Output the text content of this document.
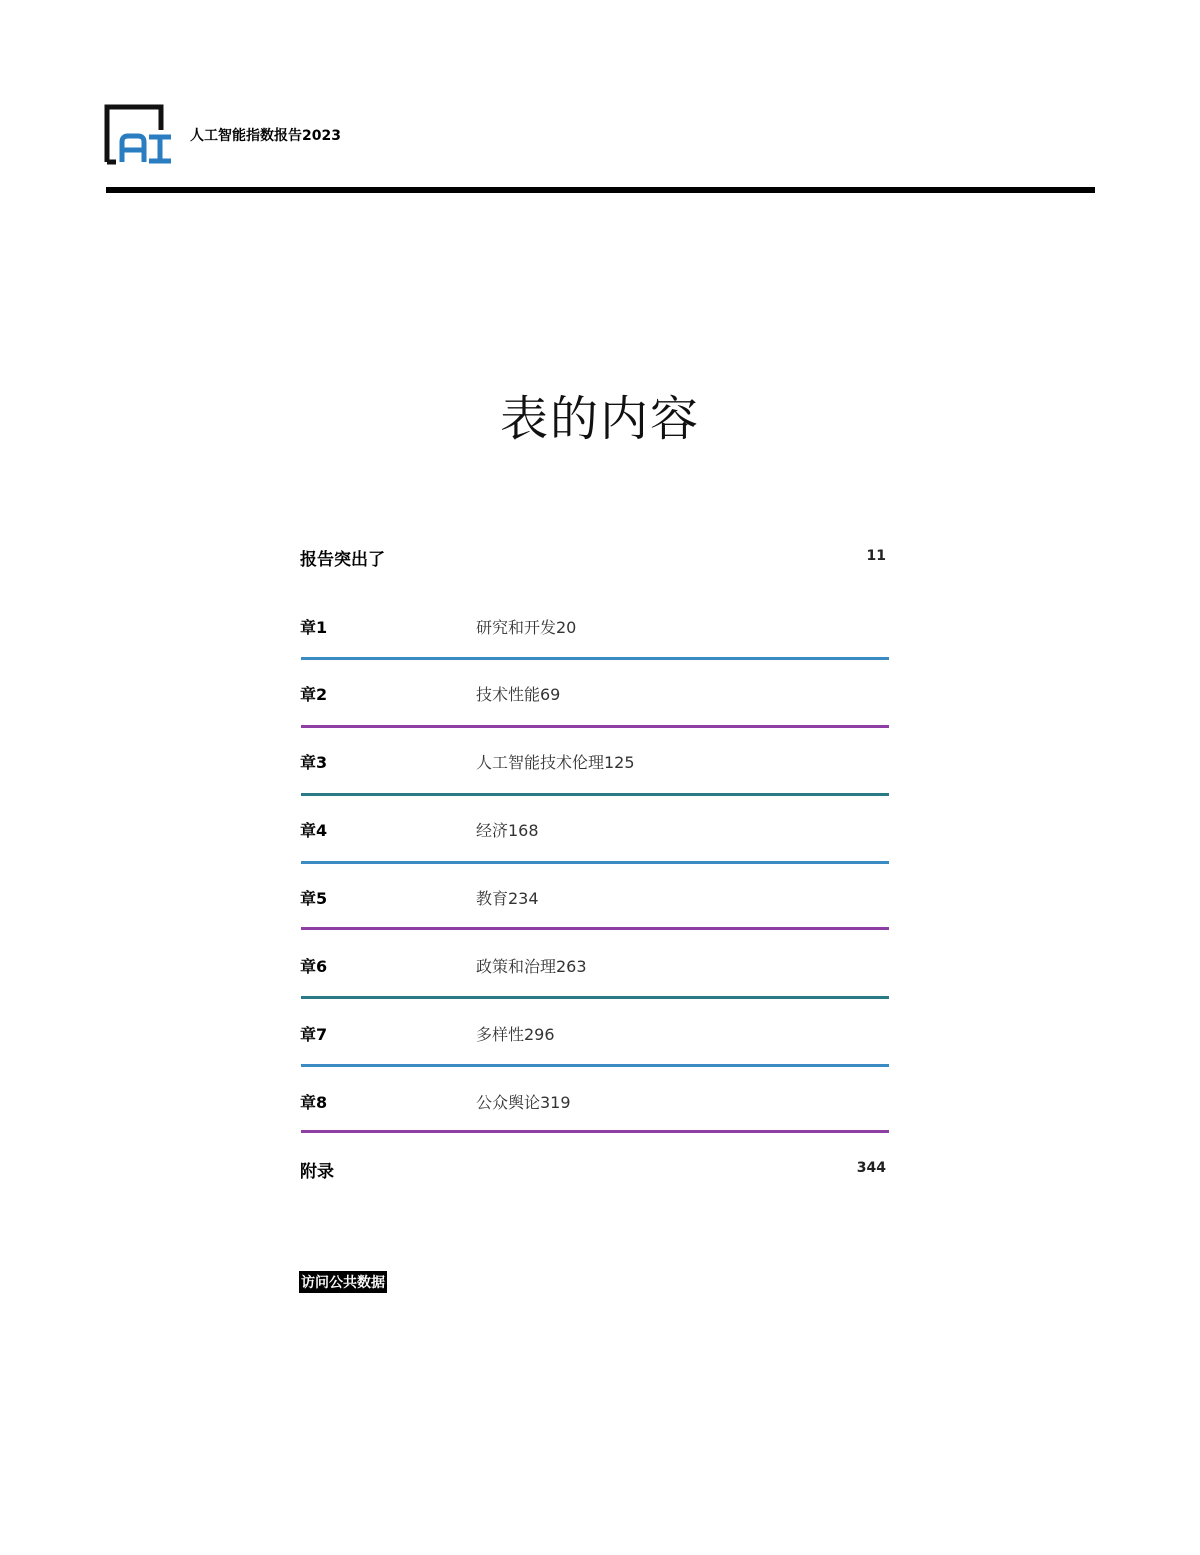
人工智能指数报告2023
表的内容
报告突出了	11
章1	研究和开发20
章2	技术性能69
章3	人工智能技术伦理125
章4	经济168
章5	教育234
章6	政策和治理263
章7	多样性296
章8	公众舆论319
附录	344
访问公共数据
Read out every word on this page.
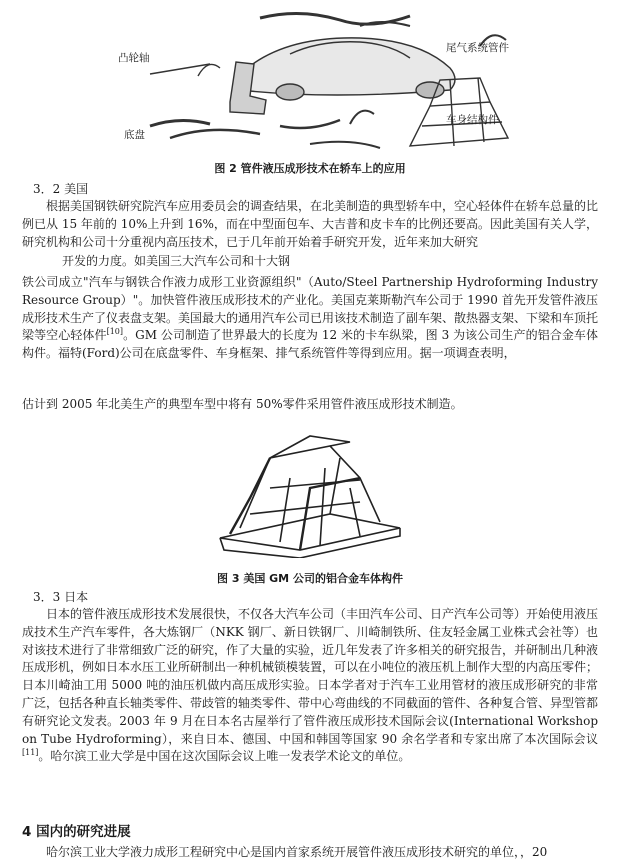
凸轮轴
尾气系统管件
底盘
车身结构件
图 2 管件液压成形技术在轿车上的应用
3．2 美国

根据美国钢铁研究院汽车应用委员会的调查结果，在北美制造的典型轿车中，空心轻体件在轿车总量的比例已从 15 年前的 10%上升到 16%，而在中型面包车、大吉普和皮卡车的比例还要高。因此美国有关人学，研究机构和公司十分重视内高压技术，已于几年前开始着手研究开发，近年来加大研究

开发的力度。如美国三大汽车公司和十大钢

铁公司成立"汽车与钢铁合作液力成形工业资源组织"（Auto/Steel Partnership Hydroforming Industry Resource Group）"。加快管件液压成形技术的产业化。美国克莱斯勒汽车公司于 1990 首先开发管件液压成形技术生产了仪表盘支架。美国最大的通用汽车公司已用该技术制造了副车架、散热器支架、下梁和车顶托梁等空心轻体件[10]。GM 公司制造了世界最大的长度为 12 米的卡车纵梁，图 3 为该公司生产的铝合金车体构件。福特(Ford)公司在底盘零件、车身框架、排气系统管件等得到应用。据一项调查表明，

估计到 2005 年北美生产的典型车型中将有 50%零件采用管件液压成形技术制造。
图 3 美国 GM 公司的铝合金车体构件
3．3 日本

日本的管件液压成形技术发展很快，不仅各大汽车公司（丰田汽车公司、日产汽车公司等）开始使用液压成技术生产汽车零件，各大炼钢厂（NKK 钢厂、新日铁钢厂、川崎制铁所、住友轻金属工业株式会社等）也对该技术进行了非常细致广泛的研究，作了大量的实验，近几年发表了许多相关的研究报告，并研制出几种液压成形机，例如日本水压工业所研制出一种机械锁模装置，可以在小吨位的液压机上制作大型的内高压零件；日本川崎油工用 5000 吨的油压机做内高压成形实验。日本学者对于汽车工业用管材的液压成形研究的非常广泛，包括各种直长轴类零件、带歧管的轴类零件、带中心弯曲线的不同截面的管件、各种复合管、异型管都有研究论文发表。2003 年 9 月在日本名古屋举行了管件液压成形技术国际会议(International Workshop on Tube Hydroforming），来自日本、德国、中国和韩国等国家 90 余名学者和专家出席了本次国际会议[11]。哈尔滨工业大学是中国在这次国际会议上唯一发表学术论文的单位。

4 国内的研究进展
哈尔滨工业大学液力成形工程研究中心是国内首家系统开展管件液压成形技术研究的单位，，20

Task objective ::
Extract, word for word, each line from the one that contains "Read out every word on this page." through the final line of the data above. Leave the pictures out.

Complete output ::
Read out every word on this page.
凸轮轴
尾气系统管件
底盘
车身结构件
图 2 管件液压成形技术在轿车上的应用
3．2 美国

根据美国钢铁研究院汽车应用委员会的调查结果，在北美制造的典型轿车中，空心轻体件在轿车总量的比例已从 15 年前的 10%上升到 16%，而在中型面包车、大吉普和皮卡车的比例还要高。因此美国有关人学，研究机构和公司十分重视内高压技术，已于几年前开始着手研究开发，近年来加大研究

开发的力度。如美国三大汽车公司和十大钢

铁公司成立"汽车与钢铁合作液力成形工业资源组织"（Auto/Steel Partnership Hydroforming Industry Resource Group）"。加快管件液压成形技术的产业化。美国克莱斯勒汽车公司于 1990 首先开发管件液压成形技术生产了仪表盘支架。美国最大的通用汽车公司已用该技术制造了副车架、散热器支架、下梁和车顶托梁等空心轻体件[10]。GM 公司制造了世界最大的长度为 12 米的卡车纵梁，图 3 为该公司生产的铝合金车体构件。福特(Ford)公司在底盘零件、车身框架、排气系统管件等得到应用。据一项调查表明，

估计到 2005 年北美生产的典型车型中将有 50%零件采用管件液压成形技术制造。
图 3 美国 GM 公司的铝合金车体构件
3．3 日本

日本的管件液压成形技术发展很快，不仅各大汽车公司（丰田汽车公司、日产汽车公司等）开始使用液压成技术生产汽车零件，各大炼钢厂（NKK 钢厂、新日铁钢厂、川崎制铁所、住友轻金属工业株式会社等）也对该技术进行了非常细致广泛的研究，作了大量的实验，近几年发表了许多相关的研究报告，并研制出几种液压成形机，例如日本水压工业所研制出一种机械锁模装置，可以在小吨位的液压机上制作大型的内高压零件；日本川崎油工用 5000 吨的油压机做内高压成形实验。日本学者对于汽车工业用管材的液压成形研究的非常广泛，包括各种直长轴类零件、带歧管的轴类零件、带中心弯曲线的不同截面的管件、各种复合管、异型管都有研究论文发表。2003 年 9 月在日本名古屋举行了管件液压成形技术国际会议(International Workshop on Tube Hydroforming），来自日本、德国、中国和韩国等国家 90 余名学者和专家出席了本次国际会议[11]。哈尔滨工业大学是中国在这次国际会议上唯一发表学术论文的单位。

4 国内的研究进展
哈尔滨工业大学液力成形工程研究中心是国内首家系统开展管件液压成形技术研究的单位，，20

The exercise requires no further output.